### WHAT TO PRODUCE
Copy out every line of the items below character for character.

### INFORMATION SHOWN
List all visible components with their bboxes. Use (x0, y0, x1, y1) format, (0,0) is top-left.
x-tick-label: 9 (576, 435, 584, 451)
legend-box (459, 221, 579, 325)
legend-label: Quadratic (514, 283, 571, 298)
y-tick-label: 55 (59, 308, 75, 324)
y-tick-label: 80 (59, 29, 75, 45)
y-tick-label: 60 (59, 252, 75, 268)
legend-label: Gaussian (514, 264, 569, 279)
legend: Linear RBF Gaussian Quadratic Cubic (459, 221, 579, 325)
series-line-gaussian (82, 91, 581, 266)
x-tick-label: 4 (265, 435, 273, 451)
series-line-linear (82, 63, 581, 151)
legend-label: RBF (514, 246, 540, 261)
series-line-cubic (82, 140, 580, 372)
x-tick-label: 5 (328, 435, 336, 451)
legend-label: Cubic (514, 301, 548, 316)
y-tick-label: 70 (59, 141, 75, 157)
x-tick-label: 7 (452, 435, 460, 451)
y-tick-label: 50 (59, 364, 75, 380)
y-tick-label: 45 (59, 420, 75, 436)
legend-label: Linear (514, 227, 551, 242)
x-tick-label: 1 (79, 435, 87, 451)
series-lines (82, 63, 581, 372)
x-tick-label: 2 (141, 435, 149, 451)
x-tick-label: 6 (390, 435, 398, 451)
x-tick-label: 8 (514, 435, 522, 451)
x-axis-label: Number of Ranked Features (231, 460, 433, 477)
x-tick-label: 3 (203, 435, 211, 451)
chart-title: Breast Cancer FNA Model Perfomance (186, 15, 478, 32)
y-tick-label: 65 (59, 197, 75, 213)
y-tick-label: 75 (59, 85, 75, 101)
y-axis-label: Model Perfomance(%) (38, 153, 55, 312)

### SOLVED PROBLEM
List all visible components with their bboxes. Use (x0, y0, x1, y1) format, (0,0) is top-left.
x-tick-label: 9 (576, 435, 584, 451)
legend-box (459, 221, 579, 325)
legend-label: Quadratic (514, 283, 571, 298)
y-tick-label: 55 (59, 308, 75, 324)
y-tick-label: 80 (59, 29, 75, 45)
y-tick-label: 60 (59, 252, 75, 268)
legend-label: Gaussian (514, 264, 569, 279)
legend: Linear RBF Gaussian Quadratic Cubic (459, 221, 579, 325)
series-line-gaussian (82, 91, 581, 266)
x-tick-label: 4 (265, 435, 273, 451)
series-line-linear (82, 63, 581, 151)
legend-label: RBF (514, 246, 540, 261)
series-line-cubic (82, 140, 580, 372)
x-tick-label: 5 (328, 435, 336, 451)
legend-label: Cubic (514, 301, 548, 316)
y-tick-label: 70 (59, 141, 75, 157)
x-tick-label: 7 (452, 435, 460, 451)
y-tick-label: 50 (59, 364, 75, 380)
y-tick-label: 45 (59, 420, 75, 436)
legend-label: Linear (514, 227, 551, 242)
x-tick-label: 1 (79, 435, 87, 451)
series-lines (82, 63, 581, 372)
x-tick-label: 2 (141, 435, 149, 451)
x-tick-label: 6 (390, 435, 398, 451)
x-tick-label: 8 (514, 435, 522, 451)
x-axis-label: Number of Ranked Features (231, 460, 433, 477)
x-tick-label: 3 (203, 435, 211, 451)
chart-title: Breast Cancer FNA Model Perfomance (186, 15, 478, 32)
y-tick-label: 65 (59, 197, 75, 213)
y-tick-label: 75 (59, 85, 75, 101)
y-axis-label: Model Perfomance(%) (38, 153, 55, 312)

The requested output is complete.